'''

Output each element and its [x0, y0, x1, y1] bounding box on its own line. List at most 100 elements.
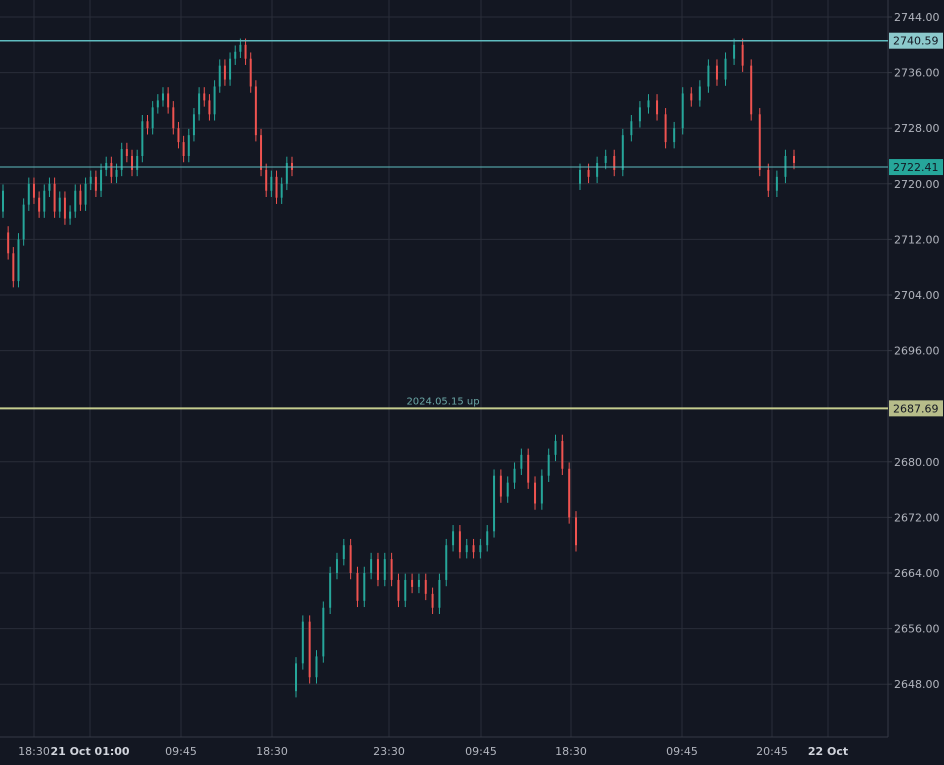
candle-body [203, 93, 206, 101]
candle-body [363, 573, 366, 601]
candle-series-2 [579, 38, 795, 198]
candle-body [424, 579, 427, 594]
candle-body [673, 128, 676, 143]
candle-body [167, 93, 170, 108]
y-tick-label: 2712.00 [894, 233, 940, 246]
candle-body [376, 559, 379, 580]
candle-body [239, 44, 242, 52]
level-price-tag [889, 400, 943, 417]
x-tick-label: 18:30 [256, 745, 288, 758]
grid [0, 0, 888, 737]
candle-body [141, 121, 144, 156]
candle-body [540, 475, 543, 504]
candle-body [506, 482, 509, 497]
y-tick-label: 2720.00 [894, 178, 940, 191]
candle-body [534, 482, 537, 504]
candle-series-3 [295, 434, 577, 698]
price-levels[interactable]: 2740.59 2722.41 2687.69 [0, 32, 943, 417]
x-tick-label: 22 Oct [808, 745, 848, 758]
candle-body [69, 211, 72, 219]
candle-body [79, 190, 82, 205]
candle-body [136, 156, 139, 170]
candle-body [223, 65, 226, 80]
axes-frame [0, 0, 889, 738]
x-tick-label: 18:30 [555, 745, 587, 758]
y-axis[interactable]: 2744.00 2736.00 2728.00 2720.00 2712.00 2704.… [888, 11, 940, 691]
y-tick-label: 2656.00 [894, 623, 940, 636]
x-tick-label: 09:45 [165, 745, 197, 758]
candle-body [131, 156, 134, 170]
candle-body [513, 468, 516, 483]
y-tick-label: 2680.00 [894, 456, 940, 469]
candle-body [2, 190, 4, 212]
candle-body [265, 169, 268, 191]
candle-body [291, 162, 293, 170]
candle-body [431, 593, 434, 608]
candle-body [120, 149, 123, 170]
candle-body [621, 135, 624, 170]
y-tick-label: 2704.00 [894, 289, 940, 302]
y-tick-label: 2696.00 [894, 345, 940, 358]
candle-body [105, 162, 108, 170]
candle-body [94, 176, 97, 191]
candle-body [775, 176, 778, 191]
level-annotation: 2024.05.15 up [406, 396, 479, 407]
candle-body [715, 65, 718, 80]
candle-body [479, 545, 482, 553]
candle-body [198, 93, 201, 115]
candle-body [156, 100, 159, 108]
candle-body [84, 183, 87, 205]
level-price-label: 2687.69 [893, 402, 939, 415]
candle-body [100, 169, 103, 191]
candle-body [48, 183, 51, 191]
level-price-tag [889, 159, 943, 176]
candle-body [234, 51, 237, 59]
candle-body [295, 663, 297, 692]
candle-body [568, 468, 571, 518]
candle-body [275, 176, 278, 198]
candle-body [17, 239, 20, 282]
candle-body [151, 107, 154, 129]
candle-body [315, 656, 318, 678]
y-tick-label: 2728.00 [894, 122, 940, 135]
level-price-label: 2722.41 [893, 161, 939, 174]
candle-body [254, 86, 257, 136]
candle-body [7, 232, 10, 254]
candle-body [750, 65, 753, 115]
candle-body [125, 149, 128, 156]
candle-body [587, 169, 590, 177]
x-tick-label: 18:30 [18, 745, 50, 758]
candle-body [38, 197, 41, 212]
candle-body [229, 58, 232, 80]
x-tick-label: 23:30 [373, 745, 405, 758]
y-tick-label: 2672.00 [894, 511, 940, 524]
candle-body [690, 93, 693, 101]
candle-body [527, 454, 530, 483]
candle-body [613, 156, 616, 170]
y-tick-label: 2664.00 [894, 567, 940, 580]
candle-body [89, 176, 92, 184]
candle-body [575, 517, 577, 546]
candle-body [32, 183, 35, 198]
candle-body [161, 93, 164, 101]
candle-body [681, 93, 684, 129]
candle-body [335, 559, 338, 573]
candle-body [249, 58, 252, 87]
candle-body [172, 107, 175, 129]
candle-body [218, 65, 221, 87]
candle-body [445, 545, 448, 580]
candle-body [390, 559, 393, 580]
candle-body [213, 86, 216, 115]
candle-series-1 [2, 38, 293, 288]
candle-body [499, 475, 502, 497]
x-axis[interactable]: 18:30 21 Oct 01:00 09:45 18:30 23:30 09:45 18:… [18, 745, 848, 758]
candle-body [280, 183, 283, 198]
y-tick-label: 2736.00 [894, 67, 940, 80]
candle-body [192, 114, 195, 136]
candle-body [793, 156, 795, 163]
candle-body [724, 58, 727, 80]
candle-body [465, 545, 468, 553]
y-tick-label: 2648.00 [894, 678, 940, 691]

'''

• **AIM OF THE TASK**: Convert the entries from the line containing "candle-body [203, 93, 206, 101]" through the line containing "x-tick-label: 18:30 [555, 745, 587, 758]", both included, into a JSON list of strings with one string per line, skipping any blank lines.

• **SOLUTION TO THIS PROBLEM**:
[
  "candle-body [203, 93, 206, 101]",
  "candle-body [363, 573, 366, 601]",
  "candle-series-2 [579, 38, 795, 198]",
  "candle-body [424, 579, 427, 594]",
  "candle-body [673, 128, 676, 143]",
  "candle-body [167, 93, 170, 108]",
  "y-tick-label: 2712.00 [894, 233, 940, 246]",
  "candle-body [376, 559, 379, 580]",
  "candle-body [239, 44, 242, 52]",
  "level-price-tag [889, 400, 943, 417]",
  "x-tick-label: 18:30 [256, 745, 288, 758]",
  "grid [0, 0, 888, 737]",
  "candle-body [141, 121, 144, 156]",
  "candle-body [540, 475, 543, 504]",
  "candle-body [506, 482, 509, 497]",
  "y-tick-label: 2720.00 [894, 178, 940, 191]",
  "candle-body [534, 482, 537, 504]",
  "candle-series-3 [295, 434, 577, 698]",
  "price-levels[interactable]: 2740.59 2722.41 2687.69 [0, 32, 943, 417]",
  "x-tick-label: 22 Oct [808, 745, 848, 758]",
  "candle-body [69, 211, 72, 219]",
  "candle-body [79, 190, 82, 205]",
  "candle-body [136, 156, 139, 170]",
  "candle-body [223, 65, 226, 80]",
  "axes-frame [0, 0, 889, 738]",
  "x-tick-label: 18:30 [555, 745, 587, 758]"
]